» **Exercise description**:
Output all records precisely as written.

» **Provided information**:

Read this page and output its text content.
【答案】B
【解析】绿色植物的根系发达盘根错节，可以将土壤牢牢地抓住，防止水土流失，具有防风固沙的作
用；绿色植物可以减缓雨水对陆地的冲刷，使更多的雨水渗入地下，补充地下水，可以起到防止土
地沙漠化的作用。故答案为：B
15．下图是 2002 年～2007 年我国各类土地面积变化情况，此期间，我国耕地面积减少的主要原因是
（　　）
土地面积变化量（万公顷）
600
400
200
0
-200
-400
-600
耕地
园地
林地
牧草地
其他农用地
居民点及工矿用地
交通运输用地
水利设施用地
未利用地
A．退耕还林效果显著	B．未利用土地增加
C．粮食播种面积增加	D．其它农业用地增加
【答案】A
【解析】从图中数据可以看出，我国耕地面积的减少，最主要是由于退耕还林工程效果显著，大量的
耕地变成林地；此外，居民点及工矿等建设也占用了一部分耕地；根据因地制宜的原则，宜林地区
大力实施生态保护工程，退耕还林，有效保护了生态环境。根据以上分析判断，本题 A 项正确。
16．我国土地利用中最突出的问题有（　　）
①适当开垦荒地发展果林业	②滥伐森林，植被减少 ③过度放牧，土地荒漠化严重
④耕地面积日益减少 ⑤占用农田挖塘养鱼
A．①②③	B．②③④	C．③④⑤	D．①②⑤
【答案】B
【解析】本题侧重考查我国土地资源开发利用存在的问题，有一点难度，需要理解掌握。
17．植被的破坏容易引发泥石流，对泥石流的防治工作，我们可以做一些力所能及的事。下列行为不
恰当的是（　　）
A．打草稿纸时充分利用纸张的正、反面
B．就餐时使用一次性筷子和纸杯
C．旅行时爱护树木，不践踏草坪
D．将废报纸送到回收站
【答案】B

» **The reply**:
Read this page and output its text content.
【答案】B
【解析】绿色植物的根系发达盘根错节，可以将土壤牢牢地抓住，防止水土流失，具有防风固沙的作
用；绿色植物可以减缓雨水对陆地的冲刷，使更多的雨水渗入地下，补充地下水，可以起到防止土
地沙漠化的作用。故答案为：B
15．下图是 2002 年～2007 年我国各类土地面积变化情况，此期间，我国耕地面积减少的主要原因是
（　　）
土地面积变化量（万公顷）
600
400
200
0
-200
-400
-600
耕地
园地
林地
牧草地
其他农用地
居民点及工矿用地
交通运输用地
水利设施用地
未利用地
A．退耕还林效果显著	B．未利用土地增加
C．粮食播种面积增加	D．其它农业用地增加
【答案】A
【解析】从图中数据可以看出，我国耕地面积的减少，最主要是由于退耕还林工程效果显著，大量的
耕地变成林地；此外，居民点及工矿等建设也占用了一部分耕地；根据因地制宜的原则，宜林地区
大力实施生态保护工程，退耕还林，有效保护了生态环境。根据以上分析判断，本题 A 项正确。
16．我国土地利用中最突出的问题有（　　）
①适当开垦荒地发展果林业	②滥伐森林，植被减少 ③过度放牧，土地荒漠化严重
④耕地面积日益减少 ⑤占用农田挖塘养鱼
A．①②③	B．②③④	C．③④⑤	D．①②⑤
【答案】B
【解析】本题侧重考查我国土地资源开发利用存在的问题，有一点难度，需要理解掌握。
17．植被的破坏容易引发泥石流，对泥石流的防治工作，我们可以做一些力所能及的事。下列行为不
恰当的是（　　）
A．打草稿纸时充分利用纸张的正、反面
B．就餐时使用一次性筷子和纸杯
C．旅行时爱护树木，不践踏草坪
D．将废报纸送到回收站
【答案】B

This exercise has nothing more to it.